Extracted information:
┄┄┄┄┄┄┄┄┄┄┄┄┄┄┄┄┄┄┄┄
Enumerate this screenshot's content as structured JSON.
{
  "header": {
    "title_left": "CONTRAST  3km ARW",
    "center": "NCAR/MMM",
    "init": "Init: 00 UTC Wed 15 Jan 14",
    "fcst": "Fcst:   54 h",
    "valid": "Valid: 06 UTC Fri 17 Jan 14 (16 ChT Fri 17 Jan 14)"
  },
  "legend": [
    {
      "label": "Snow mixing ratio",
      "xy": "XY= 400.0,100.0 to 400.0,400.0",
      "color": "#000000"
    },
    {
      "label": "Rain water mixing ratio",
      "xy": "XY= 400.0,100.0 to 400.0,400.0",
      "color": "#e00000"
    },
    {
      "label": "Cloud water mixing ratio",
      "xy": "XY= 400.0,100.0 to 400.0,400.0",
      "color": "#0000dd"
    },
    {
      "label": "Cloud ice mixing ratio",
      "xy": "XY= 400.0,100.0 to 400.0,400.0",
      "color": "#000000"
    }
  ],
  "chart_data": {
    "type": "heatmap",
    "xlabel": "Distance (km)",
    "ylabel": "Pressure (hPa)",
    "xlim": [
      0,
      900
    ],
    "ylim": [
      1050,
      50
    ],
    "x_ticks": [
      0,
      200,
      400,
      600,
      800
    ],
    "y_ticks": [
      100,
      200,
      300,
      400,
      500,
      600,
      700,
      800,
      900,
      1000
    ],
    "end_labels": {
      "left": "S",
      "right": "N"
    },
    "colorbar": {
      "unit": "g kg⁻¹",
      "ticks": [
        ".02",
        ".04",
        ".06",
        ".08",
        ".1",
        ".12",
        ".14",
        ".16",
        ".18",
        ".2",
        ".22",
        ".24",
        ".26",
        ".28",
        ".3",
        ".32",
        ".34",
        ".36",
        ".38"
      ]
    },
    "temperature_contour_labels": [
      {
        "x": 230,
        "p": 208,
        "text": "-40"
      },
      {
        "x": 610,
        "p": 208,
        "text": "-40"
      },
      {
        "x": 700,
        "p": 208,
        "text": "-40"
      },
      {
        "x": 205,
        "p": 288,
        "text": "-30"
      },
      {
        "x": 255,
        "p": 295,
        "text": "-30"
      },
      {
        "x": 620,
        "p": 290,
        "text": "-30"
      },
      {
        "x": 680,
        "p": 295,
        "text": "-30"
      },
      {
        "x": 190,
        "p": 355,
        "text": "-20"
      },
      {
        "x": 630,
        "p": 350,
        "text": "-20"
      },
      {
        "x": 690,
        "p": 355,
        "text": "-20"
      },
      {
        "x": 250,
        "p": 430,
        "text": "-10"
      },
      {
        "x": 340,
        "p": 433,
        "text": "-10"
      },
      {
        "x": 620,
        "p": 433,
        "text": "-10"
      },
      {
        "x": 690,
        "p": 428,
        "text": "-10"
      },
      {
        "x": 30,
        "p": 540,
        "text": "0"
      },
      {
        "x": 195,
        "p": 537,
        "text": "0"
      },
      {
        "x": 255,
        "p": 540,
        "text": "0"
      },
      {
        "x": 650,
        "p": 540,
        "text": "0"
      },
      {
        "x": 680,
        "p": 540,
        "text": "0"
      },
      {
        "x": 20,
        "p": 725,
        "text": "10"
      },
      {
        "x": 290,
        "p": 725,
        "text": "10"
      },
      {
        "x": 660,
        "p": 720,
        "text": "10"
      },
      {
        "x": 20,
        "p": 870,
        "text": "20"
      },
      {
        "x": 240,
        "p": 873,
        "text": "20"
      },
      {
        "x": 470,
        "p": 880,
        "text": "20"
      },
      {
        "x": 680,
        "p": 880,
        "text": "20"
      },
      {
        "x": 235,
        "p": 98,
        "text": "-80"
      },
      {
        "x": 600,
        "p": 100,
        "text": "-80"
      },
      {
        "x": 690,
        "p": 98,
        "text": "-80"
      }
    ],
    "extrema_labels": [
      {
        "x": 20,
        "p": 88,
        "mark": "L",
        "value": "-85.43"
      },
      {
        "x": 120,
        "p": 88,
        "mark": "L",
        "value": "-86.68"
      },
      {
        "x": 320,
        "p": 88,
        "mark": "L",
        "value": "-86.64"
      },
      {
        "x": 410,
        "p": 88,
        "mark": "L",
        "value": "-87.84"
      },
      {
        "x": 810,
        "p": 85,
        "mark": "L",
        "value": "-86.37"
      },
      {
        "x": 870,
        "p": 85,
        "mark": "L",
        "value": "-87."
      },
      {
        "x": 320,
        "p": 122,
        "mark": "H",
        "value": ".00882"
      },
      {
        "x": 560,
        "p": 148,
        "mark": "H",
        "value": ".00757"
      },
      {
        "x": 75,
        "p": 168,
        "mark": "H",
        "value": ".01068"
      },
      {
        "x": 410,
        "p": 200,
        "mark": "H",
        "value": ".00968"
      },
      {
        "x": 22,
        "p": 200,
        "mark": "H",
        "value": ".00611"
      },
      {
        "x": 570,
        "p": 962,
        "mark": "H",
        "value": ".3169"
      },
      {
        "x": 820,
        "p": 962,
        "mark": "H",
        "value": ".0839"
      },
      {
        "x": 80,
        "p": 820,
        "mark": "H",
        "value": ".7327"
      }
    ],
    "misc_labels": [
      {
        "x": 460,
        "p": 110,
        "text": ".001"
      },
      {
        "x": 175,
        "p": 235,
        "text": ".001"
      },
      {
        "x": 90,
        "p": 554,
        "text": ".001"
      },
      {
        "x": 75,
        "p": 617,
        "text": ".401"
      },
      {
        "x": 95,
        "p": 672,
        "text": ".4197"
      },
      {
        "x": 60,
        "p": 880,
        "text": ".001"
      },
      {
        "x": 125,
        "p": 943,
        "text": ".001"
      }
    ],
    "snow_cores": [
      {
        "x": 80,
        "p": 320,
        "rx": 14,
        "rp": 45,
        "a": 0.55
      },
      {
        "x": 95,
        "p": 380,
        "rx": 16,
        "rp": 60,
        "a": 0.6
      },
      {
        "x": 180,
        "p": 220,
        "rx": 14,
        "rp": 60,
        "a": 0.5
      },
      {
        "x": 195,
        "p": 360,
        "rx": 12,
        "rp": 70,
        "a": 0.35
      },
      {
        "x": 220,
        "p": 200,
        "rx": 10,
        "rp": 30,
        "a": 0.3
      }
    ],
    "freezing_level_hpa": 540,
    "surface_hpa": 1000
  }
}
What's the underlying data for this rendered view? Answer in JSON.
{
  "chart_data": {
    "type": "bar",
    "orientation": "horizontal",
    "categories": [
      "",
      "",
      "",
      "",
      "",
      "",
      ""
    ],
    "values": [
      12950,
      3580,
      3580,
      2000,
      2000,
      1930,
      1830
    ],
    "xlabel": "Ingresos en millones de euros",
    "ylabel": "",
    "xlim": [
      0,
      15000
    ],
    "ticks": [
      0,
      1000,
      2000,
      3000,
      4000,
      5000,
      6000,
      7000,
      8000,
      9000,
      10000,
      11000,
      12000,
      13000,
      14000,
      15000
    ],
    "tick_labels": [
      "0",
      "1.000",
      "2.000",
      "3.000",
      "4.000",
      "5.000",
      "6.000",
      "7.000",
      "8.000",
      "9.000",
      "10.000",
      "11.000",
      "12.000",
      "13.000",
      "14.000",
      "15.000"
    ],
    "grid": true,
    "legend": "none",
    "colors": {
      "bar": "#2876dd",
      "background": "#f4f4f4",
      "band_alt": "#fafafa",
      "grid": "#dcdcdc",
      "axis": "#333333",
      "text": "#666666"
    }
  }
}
┄┄┄┄┄┄┄┄┄┄┄┄┄┄┄┄┄┄┄┄
Exercise aim:
Return all of the data precisely as it appears.

Solved exercise:
Enumerate this screenshot's content as structured JSON.
{
  "header": {
    "title_left": "CONTRAST  3km ARW",
    "center": "NCAR/MMM",
    "init": "Init: 00 UTC Wed 15 Jan 14",
    "fcst": "Fcst:   54 h",
    "valid": "Valid: 06 UTC Fri 17 Jan 14 (16 ChT Fri 17 Jan 14)"
  },
  "legend": [
    {
      "label": "Snow mixing ratio",
      "xy": "XY= 400.0,100.0 to 400.0,400.0",
      "color": "#000000"
    },
    {
      "label": "Rain water mixing ratio",
      "xy": "XY= 400.0,100.0 to 400.0,400.0",
      "color": "#e00000"
    },
    {
      "label": "Cloud water mixing ratio",
      "xy": "XY= 400.0,100.0 to 400.0,400.0",
      "color": "#0000dd"
    },
    {
      "label": "Cloud ice mixing ratio",
      "xy": "XY= 400.0,100.0 to 400.0,400.0",
      "color": "#000000"
    }
  ],
  "chart_data": {
    "type": "heatmap",
    "xlabel": "Distance (km)",
    "ylabel": "Pressure (hPa)",
    "xlim": [
      0,
      900
    ],
    "ylim": [
      1050,
      50
    ],
    "x_ticks": [
      0,
      200,
      400,
      600,
      800
    ],
    "y_ticks": [
      100,
      200,
      300,
      400,
      500,
      600,
      700,
      800,
      900,
      1000
    ],
    "end_labels": {
      "left": "S",
      "right": "N"
    },
    "colorbar": {
      "unit": "g kg⁻¹",
      "ticks": [
        ".02",
        ".04",
        ".06",
        ".08",
        ".1",
        ".12",
        ".14",
        ".16",
        ".18",
        ".2",
        ".22",
        ".24",
        ".26",
        ".28",
        ".3",
        ".32",
        ".34",
        ".36",
        ".38"
      ]
    },
    "temperature_contour_labels": [
      {
        "x": 230,
        "p": 208,
        "text": "-40"
      },
      {
        "x": 610,
        "p": 208,
        "text": "-40"
      },
      {
        "x": 700,
        "p": 208,
        "text": "-40"
      },
      {
        "x": 205,
        "p": 288,
        "text": "-30"
      },
      {
        "x": 255,
        "p": 295,
        "text": "-30"
      },
      {
        "x": 620,
        "p": 290,
        "text": "-30"
      },
      {
        "x": 680,
        "p": 295,
        "text": "-30"
      },
      {
        "x": 190,
        "p": 355,
        "text": "-20"
      },
      {
        "x": 630,
        "p": 350,
        "text": "-20"
      },
      {
        "x": 690,
        "p": 355,
        "text": "-20"
      },
      {
        "x": 250,
        "p": 430,
        "text": "-10"
      },
      {
        "x": 340,
        "p": 433,
        "text": "-10"
      },
      {
        "x": 620,
        "p": 433,
        "text": "-10"
      },
      {
        "x": 690,
        "p": 428,
        "text": "-10"
      },
      {
        "x": 30,
        "p": 540,
        "text": "0"
      },
      {
        "x": 195,
        "p": 537,
        "text": "0"
      },
      {
        "x": 255,
        "p": 540,
        "text": "0"
      },
      {
        "x": 650,
        "p": 540,
        "text": "0"
      },
      {
        "x": 680,
        "p": 540,
        "text": "0"
      },
      {
        "x": 20,
        "p": 725,
        "text": "10"
      },
      {
        "x": 290,
        "p": 725,
        "text": "10"
      },
      {
        "x": 660,
        "p": 720,
        "text": "10"
      },
      {
        "x": 20,
        "p": 870,
        "text": "20"
      },
      {
        "x": 240,
        "p": 873,
        "text": "20"
      },
      {
        "x": 470,
        "p": 880,
        "text": "20"
      },
      {
        "x": 680,
        "p": 880,
        "text": "20"
      },
      {
        "x": 235,
        "p": 98,
        "text": "-80"
      },
      {
        "x": 600,
        "p": 100,
        "text": "-80"
      },
      {
        "x": 690,
        "p": 98,
        "text": "-80"
      }
    ],
    "extrema_labels": [
      {
        "x": 20,
        "p": 88,
        "mark": "L",
        "value": "-85.43"
      },
      {
        "x": 120,
        "p": 88,
        "mark": "L",
        "value": "-86.68"
      },
      {
        "x": 320,
        "p": 88,
        "mark": "L",
        "value": "-86.64"
      },
      {
        "x": 410,
        "p": 88,
        "mark": "L",
        "value": "-87.84"
      },
      {
        "x": 810,
        "p": 85,
        "mark": "L",
        "value": "-86.37"
      },
      {
        "x": 870,
        "p": 85,
        "mark": "L",
        "value": "-87."
      },
      {
        "x": 320,
        "p": 122,
        "mark": "H",
        "value": ".00882"
      },
      {
        "x": 560,
        "p": 148,
        "mark": "H",
        "value": ".00757"
      },
      {
        "x": 75,
        "p": 168,
        "mark": "H",
        "value": ".01068"
      },
      {
        "x": 410,
        "p": 200,
        "mark": "H",
        "value": ".00968"
      },
      {
        "x": 22,
        "p": 200,
        "mark": "H",
        "value": ".00611"
      },
      {
        "x": 570,
        "p": 962,
        "mark": "H",
        "value": ".3169"
      },
      {
        "x": 820,
        "p": 962,
        "mark": "H",
        "value": ".0839"
      },
      {
        "x": 80,
        "p": 820,
        "mark": "H",
        "value": ".7327"
      }
    ],
    "misc_labels": [
      {
        "x": 460,
        "p": 110,
        "text": ".001"
      },
      {
        "x": 175,
        "p": 235,
        "text": ".001"
      },
      {
        "x": 90,
        "p": 554,
        "text": ".001"
      },
      {
        "x": 75,
        "p": 617,
        "text": ".401"
      },
      {
        "x": 95,
        "p": 672,
        "text": ".4197"
      },
      {
        "x": 60,
        "p": 880,
        "text": ".001"
      },
      {
        "x": 125,
        "p": 943,
        "text": ".001"
      }
    ],
    "snow_cores": [
      {
        "x": 80,
        "p": 320,
        "rx": 14,
        "rp": 45,
        "a": 0.55
      },
      {
        "x": 95,
        "p": 380,
        "rx": 16,
        "rp": 60,
        "a": 0.6
      },
      {
        "x": 180,
        "p": 220,
        "rx": 14,
        "rp": 60,
        "a": 0.5
      },
      {
        "x": 195,
        "p": 360,
        "rx": 12,
        "rp": 70,
        "a": 0.35
      },
      {
        "x": 220,
        "p": 200,
        "rx": 10,
        "rp": 30,
        "a": 0.3
      }
    ],
    "freezing_level_hpa": 540,
    "surface_hpa": 1000
  }
}
What's the underlying data for this rendered view? Answer in JSON.
{
  "chart_data": {
    "type": "bar",
    "orientation": "horizontal",
    "categories": [
      "",
      "",
      "",
      "",
      "",
      "",
      ""
    ],
    "values": [
      12950,
      3580,
      3580,
      2000,
      2000,
      1930,
      1830
    ],
    "xlabel": "Ingresos en millones de euros",
    "ylabel": "",
    "xlim": [
      0,
      15000
    ],
    "ticks": [
      0,
      1000,
      2000,
      3000,
      4000,
      5000,
      6000,
      7000,
      8000,
      9000,
      10000,
      11000,
      12000,
      13000,
      14000,
      15000
    ],
    "tick_labels": [
      "0",
      "1.000",
      "2.000",
      "3.000",
      "4.000",
      "5.000",
      "6.000",
      "7.000",
      "8.000",
      "9.000",
      "10.000",
      "11.000",
      "12.000",
      "13.000",
      "14.000",
      "15.000"
    ],
    "grid": true,
    "legend": "none",
    "colors": {
      "bar": "#2876dd",
      "background": "#f4f4f4",
      "band_alt": "#fafafa",
      "grid": "#dcdcdc",
      "axis": "#333333",
      "text": "#666666"
    }
  }
}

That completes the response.